---------- DATA LISTING

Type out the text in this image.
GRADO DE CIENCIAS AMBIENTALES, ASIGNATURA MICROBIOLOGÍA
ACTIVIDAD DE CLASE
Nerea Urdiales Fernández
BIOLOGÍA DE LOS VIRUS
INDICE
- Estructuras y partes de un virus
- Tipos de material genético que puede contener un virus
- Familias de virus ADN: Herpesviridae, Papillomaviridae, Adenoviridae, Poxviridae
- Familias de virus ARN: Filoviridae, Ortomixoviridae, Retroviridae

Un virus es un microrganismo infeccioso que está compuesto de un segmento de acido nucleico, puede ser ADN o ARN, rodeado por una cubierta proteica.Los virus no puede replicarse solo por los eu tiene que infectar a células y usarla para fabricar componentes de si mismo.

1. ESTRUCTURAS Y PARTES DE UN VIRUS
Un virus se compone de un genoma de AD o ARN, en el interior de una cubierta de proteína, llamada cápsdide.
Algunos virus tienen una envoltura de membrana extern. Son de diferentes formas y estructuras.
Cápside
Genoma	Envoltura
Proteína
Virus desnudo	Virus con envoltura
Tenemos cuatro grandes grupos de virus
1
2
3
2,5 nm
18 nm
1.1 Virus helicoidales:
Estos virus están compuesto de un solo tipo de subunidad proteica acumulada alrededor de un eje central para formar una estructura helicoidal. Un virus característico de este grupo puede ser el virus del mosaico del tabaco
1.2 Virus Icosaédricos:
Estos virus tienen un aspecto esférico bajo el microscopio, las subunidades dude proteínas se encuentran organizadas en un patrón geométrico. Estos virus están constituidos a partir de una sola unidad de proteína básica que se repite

--------------------

** GOAL OF THE EXERCISE **
Determine how many lines of the records hold the word "están", giving only that number.

** WRITTEN RESPONSE **
2